Problem to solve »
Word for word, copy all the data and drop the pictures.

——————

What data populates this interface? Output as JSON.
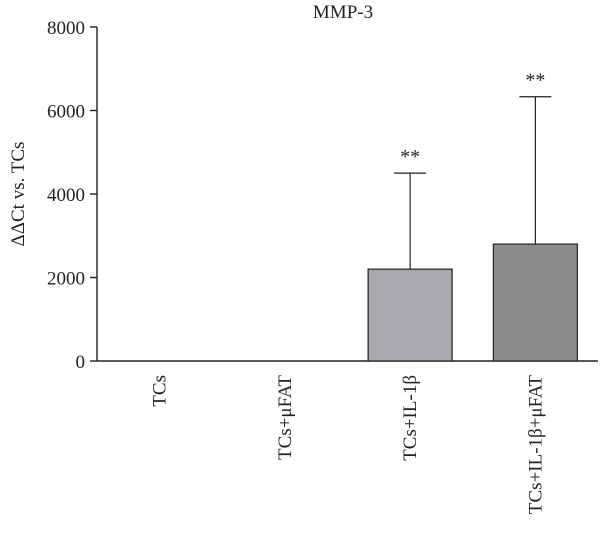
{
  "chart_data": {
    "type": "bar",
    "title": "MMP-3",
    "xlabel": "",
    "ylabel": "ΔΔCt vs. TCs",
    "ylim": [
      0,
      8000
    ],
    "yticks": [
      0,
      2000,
      4000,
      6000,
      8000
    ],
    "categories": [
      "TCs",
      "TCs+μFAT",
      "TCs+IL-1β",
      "TCs+IL-1β+μFAT"
    ],
    "values": [
      0,
      0,
      2200,
      2800
    ],
    "error_upper": [
      0,
      0,
      4500,
      6330
    ],
    "significance": [
      "",
      "",
      "**",
      "**"
    ],
    "colors": [
      "#ffffff",
      "#ffffff",
      "#a9a9ae",
      "#8c8c8c"
    ],
    "grid": false,
    "legend": "none"
  }
}
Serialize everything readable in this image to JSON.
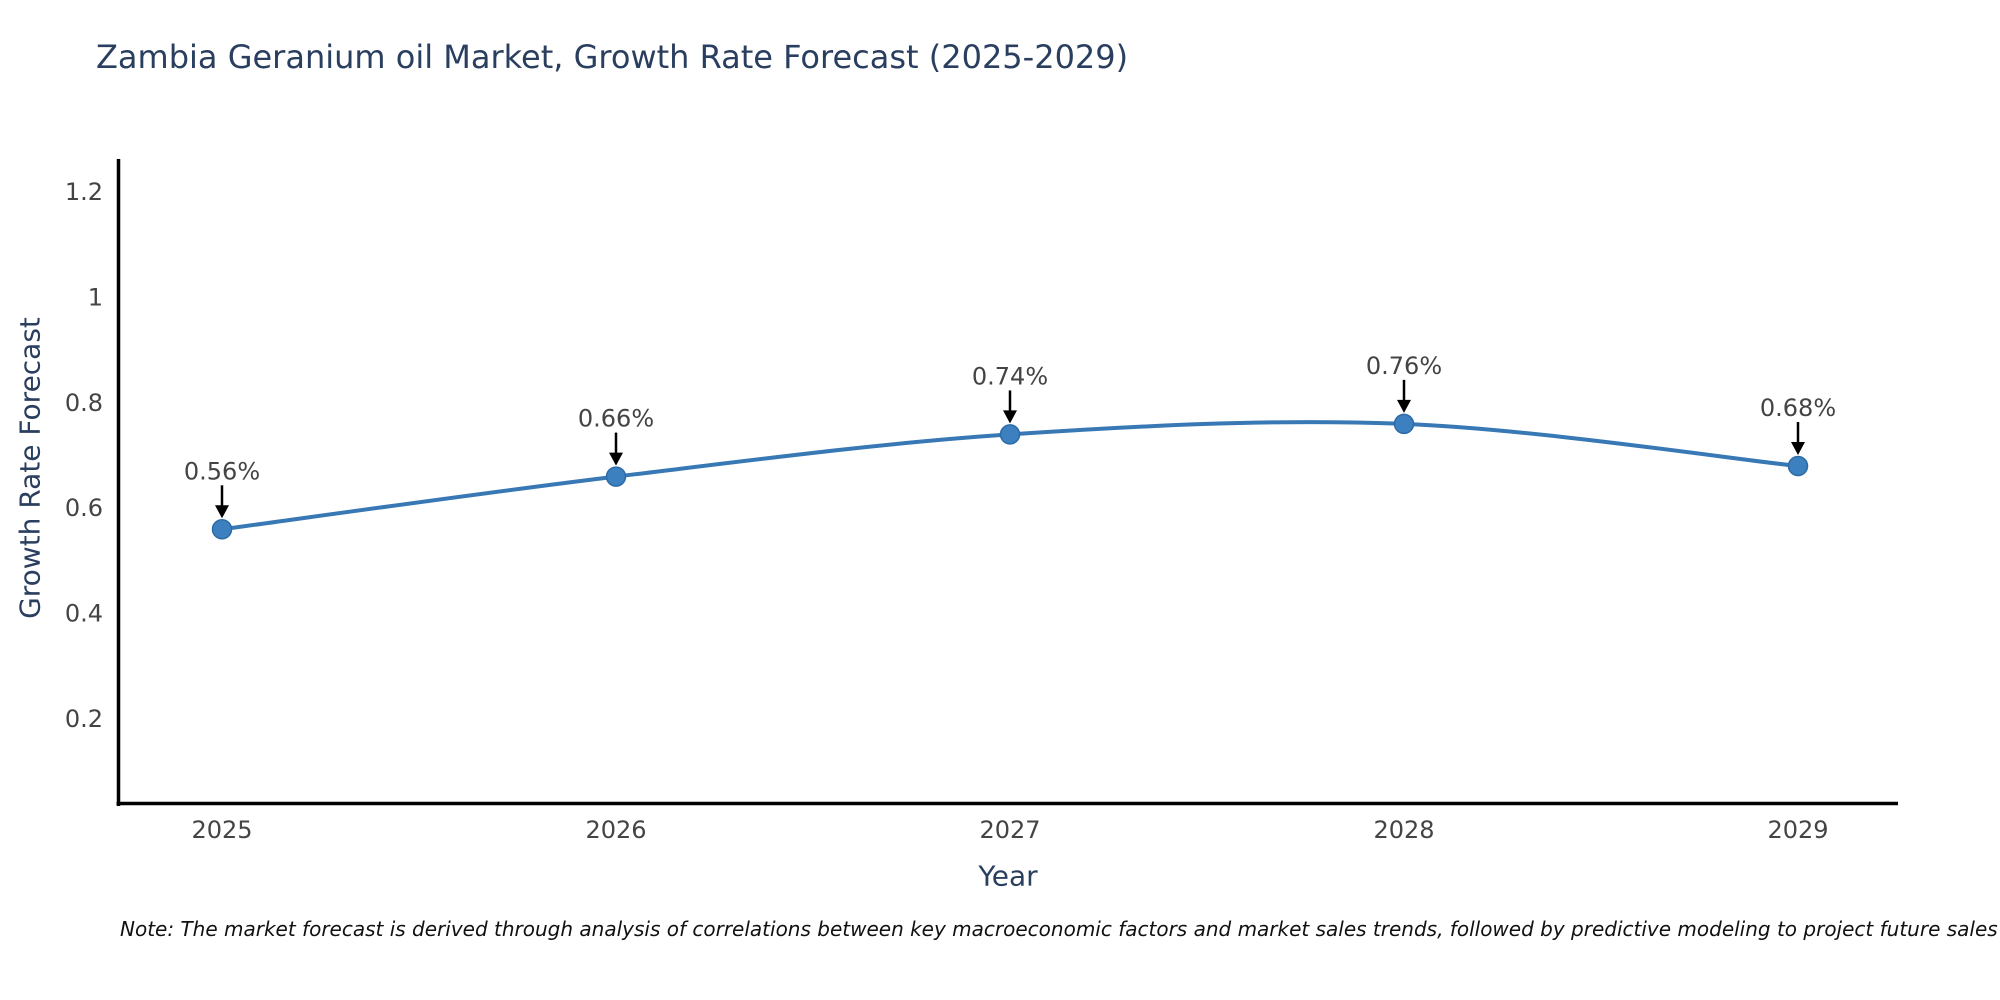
{
  "title": "Zambia Geranium oil Market, Growth Rate Forecast (2025-2029)",
  "note": "Note: The market forecast is derived through analysis of correlations between key macroeconomic factors and market sales trends, followed by predictive modeling to project future sales",
  "chart_data": {
    "type": "line",
    "title": "Zambia Geranium oil Market, Growth Rate Forecast (2025-2029)",
    "categories": [
      "2025",
      "2026",
      "2027",
      "2028",
      "2029"
    ],
    "series": [
      {
        "name": "Growth Rate Forecast",
        "values": [
          0.56,
          0.66,
          0.74,
          0.76,
          0.68
        ]
      }
    ],
    "point_labels": [
      "0.56%",
      "0.66%",
      "0.74%",
      "0.76%",
      "0.68%"
    ],
    "xlabel": "Year",
    "ylabel": "Growth Rate Forecast",
    "yticks": [
      "0.2",
      "0.4",
      "0.6",
      "0.8",
      "1",
      "1.2"
    ],
    "ytick_values": [
      0.2,
      0.4,
      0.6,
      0.8,
      1.0,
      1.2
    ],
    "ylim": [
      0.04,
      1.26
    ],
    "line_shape": "spline",
    "grid": false,
    "legend": "none",
    "colors": {
      "line": "#3878b4",
      "marker_fill": "#3c80c0",
      "marker_edge": "#2d6ba6",
      "axis_line": "#000000",
      "tick_label": "#444444",
      "axis_title": "#2a3f5f",
      "title": "#2a3f5f",
      "annotation_text": "#444444",
      "annotation_arrow": "#000000",
      "background": "#ffffff"
    }
  }
}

——————

Answer to this problem »
What data populates this interface? Output as JSON.
{
  "chart_data": {
    "type": "bar",
    "title": "MMP-3",
    "xlabel": "",
    "ylabel": "ΔΔCt vs. TCs",
    "ylim": [
      0,
      8000
    ],
    "yticks": [
      0,
      2000,
      4000,
      6000,
      8000
    ],
    "categories": [
      "TCs",
      "TCs+μFAT",
      "TCs+IL-1β",
      "TCs+IL-1β+μFAT"
    ],
    "values": [
      0,
      0,
      2200,
      2800
    ],
    "error_upper": [
      0,
      0,
      4500,
      6330
    ],
    "significance": [
      "",
      "",
      "**",
      "**"
    ],
    "colors": [
      "#ffffff",
      "#ffffff",
      "#a9a9ae",
      "#8c8c8c"
    ],
    "grid": false,
    "legend": "none"
  }
}
Serialize everything readable in this image to JSON.
{
  "title": "Zambia Geranium oil Market, Growth Rate Forecast (2025-2029)",
  "note": "Note: The market forecast is derived through analysis of correlations between key macroeconomic factors and market sales trends, followed by predictive modeling to project future sales",
  "chart_data": {
    "type": "line",
    "title": "Zambia Geranium oil Market, Growth Rate Forecast (2025-2029)",
    "categories": [
      "2025",
      "2026",
      "2027",
      "2028",
      "2029"
    ],
    "series": [
      {
        "name": "Growth Rate Forecast",
        "values": [
          0.56,
          0.66,
          0.74,
          0.76,
          0.68
        ]
      }
    ],
    "point_labels": [
      "0.56%",
      "0.66%",
      "0.74%",
      "0.76%",
      "0.68%"
    ],
    "xlabel": "Year",
    "ylabel": "Growth Rate Forecast",
    "yticks": [
      "0.2",
      "0.4",
      "0.6",
      "0.8",
      "1",
      "1.2"
    ],
    "ytick_values": [
      0.2,
      0.4,
      0.6,
      0.8,
      1.0,
      1.2
    ],
    "ylim": [
      0.04,
      1.26
    ],
    "line_shape": "spline",
    "grid": false,
    "legend": "none",
    "colors": {
      "line": "#3878b4",
      "marker_fill": "#3c80c0",
      "marker_edge": "#2d6ba6",
      "axis_line": "#000000",
      "tick_label": "#444444",
      "axis_title": "#2a3f5f",
      "title": "#2a3f5f",
      "annotation_text": "#444444",
      "annotation_arrow": "#000000",
      "background": "#ffffff"
    }
  }
}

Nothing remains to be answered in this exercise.